━━━ SUPPLIED DATA ━━━

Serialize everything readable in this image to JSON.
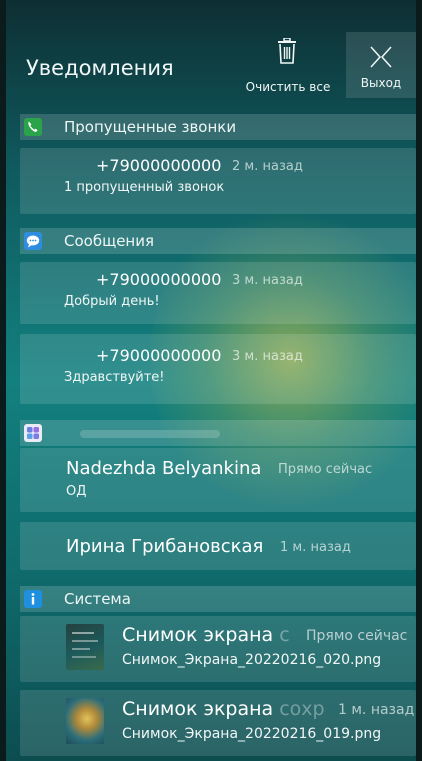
{
  "header": {
    "title": "Уведомления",
    "clear_label": "Очистить все",
    "exit_label": "Выход"
  },
  "sections": {
    "missed_calls": {
      "label": "Пропущенные звонки",
      "icon": "phone-icon",
      "color": "#2aa34a",
      "item": {
        "title": "+79000000000",
        "time": "2 м. назад",
        "body": "1 пропущенный звонок"
      }
    },
    "messages": {
      "label": "Сообщения",
      "icon": "chat-bubble-icon",
      "color": "#2f8de0",
      "items": [
        {
          "title": "+79000000000",
          "time": "3 м. назад",
          "body": "Добрый день!"
        },
        {
          "title": "+79000000000",
          "time": "3 м. назад",
          "body": "Здравствуйте!"
        }
      ]
    },
    "app": {
      "label": "",
      "icon": "app-grid-icon",
      "color": "#6b7fe0",
      "items": [
        {
          "title": "Nadezhda Belyankina",
          "time": "Прямо сейчас",
          "body": "ОД"
        },
        {
          "title": "Ирина Грибановская",
          "time": "1 м. назад",
          "body": ""
        }
      ]
    },
    "system": {
      "label": "Система",
      "icon": "info-icon",
      "color": "#1f8fe0",
      "items": [
        {
          "title_main": "Снимок экрана ",
          "title_fade": "с",
          "time": "Прямо сейчас",
          "body": "Снимок_Экрана_20220216_020.png"
        },
        {
          "title_main": "Снимок экрана ",
          "title_fade": "сохр",
          "time": "1 м. назад",
          "body": "Снимок_Экрана_20220216_019.png"
        }
      ]
    }
  }
}
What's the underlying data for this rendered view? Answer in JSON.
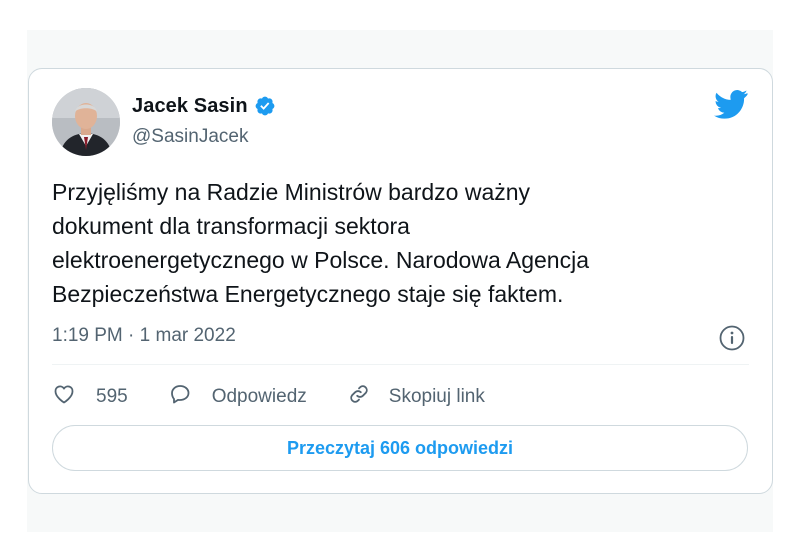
{
  "author": {
    "name": "Jacek Sasin",
    "handle": "@SasinJacek",
    "verified": true
  },
  "tweet": {
    "text": "Przyjęliśmy na Radzie Ministrów bardzo ważny\ndokument dla transformacji sektora\nelektroenergetycznego w Polsce. Narodowa Agencja\nBezpieczeństwa Energetycznego staje się faktem.",
    "timestamp": "1:19 PM · 1 mar 2022"
  },
  "actions": {
    "like_count": "595",
    "reply_label": "Odpowiedz",
    "copy_label": "Skopiuj link"
  },
  "read_replies_label": "Przeczytaj 606 odpowiedzi",
  "icons": {
    "brand": "twitter-bird-icon",
    "verified": "verified-badge-icon",
    "info": "info-icon",
    "like": "heart-icon",
    "reply": "speech-bubble-icon",
    "copy": "link-icon"
  },
  "colors": {
    "accent": "#1d9bf0",
    "text": "#0f1419",
    "muted": "#536471",
    "border": "#cfd9de"
  }
}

━━━

Pull out each line of the listing that holds the string "JSON".

:: FULL SOLUTION ::
Serialize everything readable in this image to JSON.
What's the underlying data for this rendered view? Answer in JSON.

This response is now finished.